**STATED EXERCISE:**
Keep the pictures out of the copy and repeat the records exactly.

━━ DATASET EXTRACT ━━

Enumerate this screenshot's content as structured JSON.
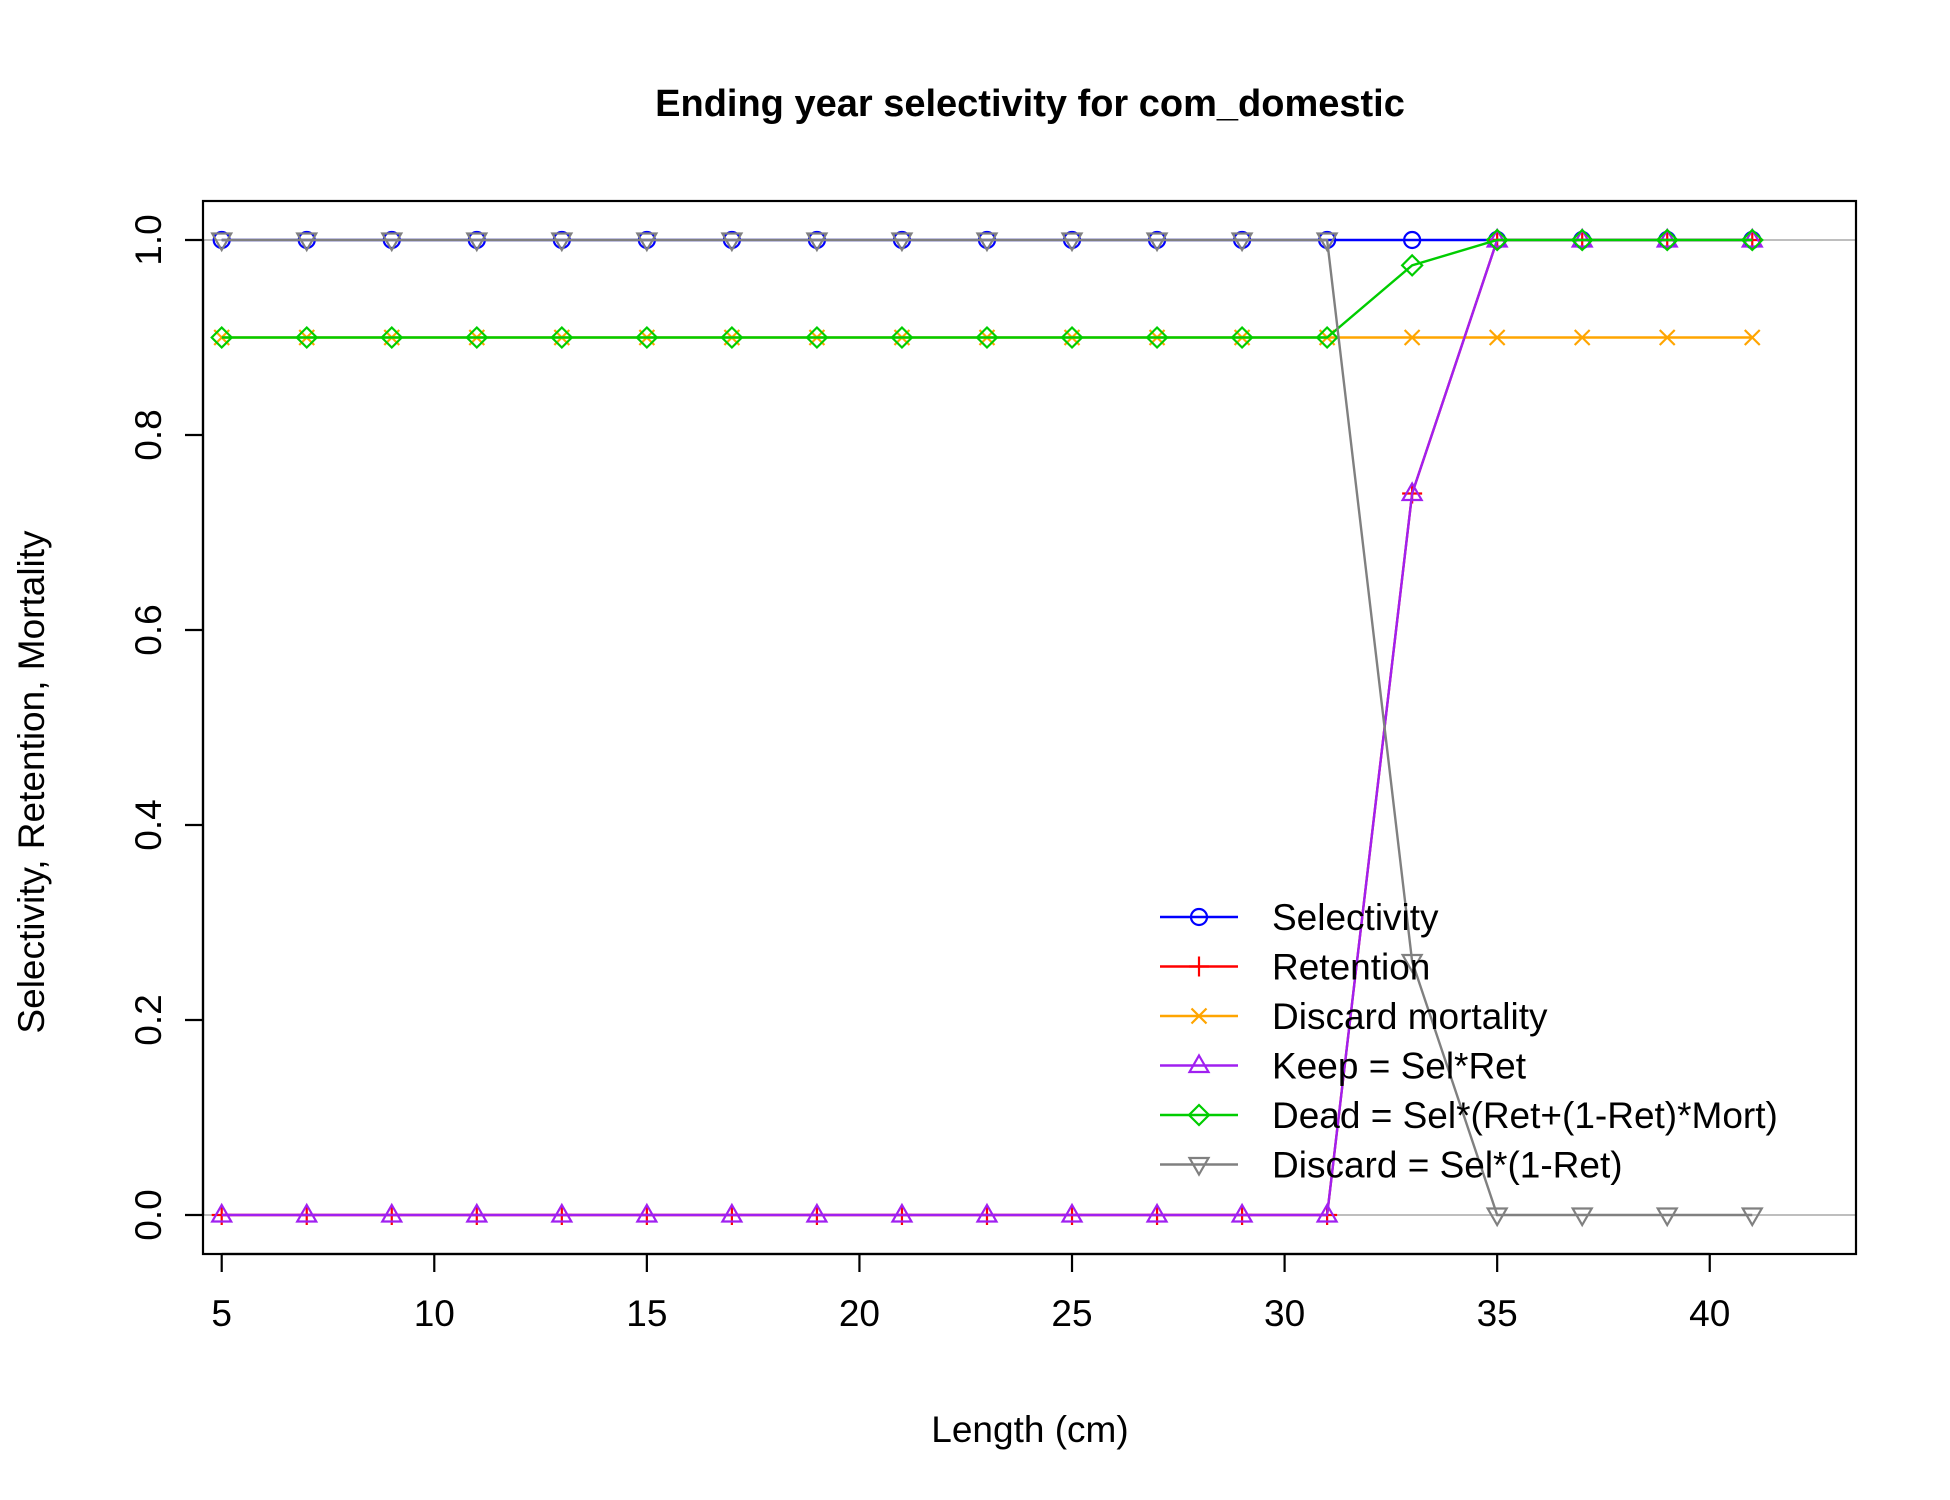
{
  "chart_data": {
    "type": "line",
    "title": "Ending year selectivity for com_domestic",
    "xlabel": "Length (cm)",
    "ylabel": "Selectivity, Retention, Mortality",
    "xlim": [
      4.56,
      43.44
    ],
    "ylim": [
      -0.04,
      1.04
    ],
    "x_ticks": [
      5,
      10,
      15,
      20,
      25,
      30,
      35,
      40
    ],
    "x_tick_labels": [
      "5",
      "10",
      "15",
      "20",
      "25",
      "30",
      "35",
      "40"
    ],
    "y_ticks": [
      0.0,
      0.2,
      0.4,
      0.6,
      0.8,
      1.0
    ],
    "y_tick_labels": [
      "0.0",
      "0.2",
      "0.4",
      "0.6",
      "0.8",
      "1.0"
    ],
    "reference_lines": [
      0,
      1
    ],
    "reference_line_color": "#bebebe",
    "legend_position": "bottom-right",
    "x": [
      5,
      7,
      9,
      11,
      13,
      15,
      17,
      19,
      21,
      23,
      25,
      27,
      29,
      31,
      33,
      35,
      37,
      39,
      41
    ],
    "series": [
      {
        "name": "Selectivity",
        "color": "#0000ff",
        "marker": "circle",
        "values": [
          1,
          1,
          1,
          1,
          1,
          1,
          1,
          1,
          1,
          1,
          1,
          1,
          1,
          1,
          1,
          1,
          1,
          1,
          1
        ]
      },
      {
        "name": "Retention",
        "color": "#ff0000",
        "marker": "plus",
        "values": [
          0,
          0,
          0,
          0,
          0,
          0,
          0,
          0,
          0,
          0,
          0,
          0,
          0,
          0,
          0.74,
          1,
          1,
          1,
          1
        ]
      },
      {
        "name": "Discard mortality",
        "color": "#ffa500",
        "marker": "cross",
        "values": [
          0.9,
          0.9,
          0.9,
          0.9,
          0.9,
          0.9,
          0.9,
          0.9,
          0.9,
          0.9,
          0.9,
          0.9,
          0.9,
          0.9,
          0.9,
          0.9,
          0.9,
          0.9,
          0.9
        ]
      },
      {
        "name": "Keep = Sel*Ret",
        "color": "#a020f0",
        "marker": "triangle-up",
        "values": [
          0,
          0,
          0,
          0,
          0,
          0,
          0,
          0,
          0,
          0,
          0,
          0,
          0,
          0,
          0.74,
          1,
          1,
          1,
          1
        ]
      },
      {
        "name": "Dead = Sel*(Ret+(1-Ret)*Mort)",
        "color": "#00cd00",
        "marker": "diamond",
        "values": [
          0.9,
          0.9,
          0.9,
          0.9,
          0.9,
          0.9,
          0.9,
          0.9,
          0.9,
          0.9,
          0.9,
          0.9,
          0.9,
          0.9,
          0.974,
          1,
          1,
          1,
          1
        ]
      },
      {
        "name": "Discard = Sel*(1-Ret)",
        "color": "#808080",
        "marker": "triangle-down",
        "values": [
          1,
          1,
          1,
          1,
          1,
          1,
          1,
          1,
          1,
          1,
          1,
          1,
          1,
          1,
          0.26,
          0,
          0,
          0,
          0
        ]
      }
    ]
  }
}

━━━

**OUTPUT:**
Enumerate this screenshot's content as structured JSON.
{
  "chart_data": {
    "type": "line",
    "title": "Ending year selectivity for com_domestic",
    "xlabel": "Length (cm)",
    "ylabel": "Selectivity, Retention, Mortality",
    "xlim": [
      4.56,
      43.44
    ],
    "ylim": [
      -0.04,
      1.04
    ],
    "x_ticks": [
      5,
      10,
      15,
      20,
      25,
      30,
      35,
      40
    ],
    "x_tick_labels": [
      "5",
      "10",
      "15",
      "20",
      "25",
      "30",
      "35",
      "40"
    ],
    "y_ticks": [
      0.0,
      0.2,
      0.4,
      0.6,
      0.8,
      1.0
    ],
    "y_tick_labels": [
      "0.0",
      "0.2",
      "0.4",
      "0.6",
      "0.8",
      "1.0"
    ],
    "reference_lines": [
      0,
      1
    ],
    "reference_line_color": "#bebebe",
    "legend_position": "bottom-right",
    "x": [
      5,
      7,
      9,
      11,
      13,
      15,
      17,
      19,
      21,
      23,
      25,
      27,
      29,
      31,
      33,
      35,
      37,
      39,
      41
    ],
    "series": [
      {
        "name": "Selectivity",
        "color": "#0000ff",
        "marker": "circle",
        "values": [
          1,
          1,
          1,
          1,
          1,
          1,
          1,
          1,
          1,
          1,
          1,
          1,
          1,
          1,
          1,
          1,
          1,
          1,
          1
        ]
      },
      {
        "name": "Retention",
        "color": "#ff0000",
        "marker": "plus",
        "values": [
          0,
          0,
          0,
          0,
          0,
          0,
          0,
          0,
          0,
          0,
          0,
          0,
          0,
          0,
          0.74,
          1,
          1,
          1,
          1
        ]
      },
      {
        "name": "Discard mortality",
        "color": "#ffa500",
        "marker": "cross",
        "values": [
          0.9,
          0.9,
          0.9,
          0.9,
          0.9,
          0.9,
          0.9,
          0.9,
          0.9,
          0.9,
          0.9,
          0.9,
          0.9,
          0.9,
          0.9,
          0.9,
          0.9,
          0.9,
          0.9
        ]
      },
      {
        "name": "Keep = Sel*Ret",
        "color": "#a020f0",
        "marker": "triangle-up",
        "values": [
          0,
          0,
          0,
          0,
          0,
          0,
          0,
          0,
          0,
          0,
          0,
          0,
          0,
          0,
          0.74,
          1,
          1,
          1,
          1
        ]
      },
      {
        "name": "Dead = Sel*(Ret+(1-Ret)*Mort)",
        "color": "#00cd00",
        "marker": "diamond",
        "values": [
          0.9,
          0.9,
          0.9,
          0.9,
          0.9,
          0.9,
          0.9,
          0.9,
          0.9,
          0.9,
          0.9,
          0.9,
          0.9,
          0.9,
          0.974,
          1,
          1,
          1,
          1
        ]
      },
      {
        "name": "Discard = Sel*(1-Ret)",
        "color": "#808080",
        "marker": "triangle-down",
        "values": [
          1,
          1,
          1,
          1,
          1,
          1,
          1,
          1,
          1,
          1,
          1,
          1,
          1,
          1,
          0.26,
          0,
          0,
          0,
          0
        ]
      }
    ]
  }
}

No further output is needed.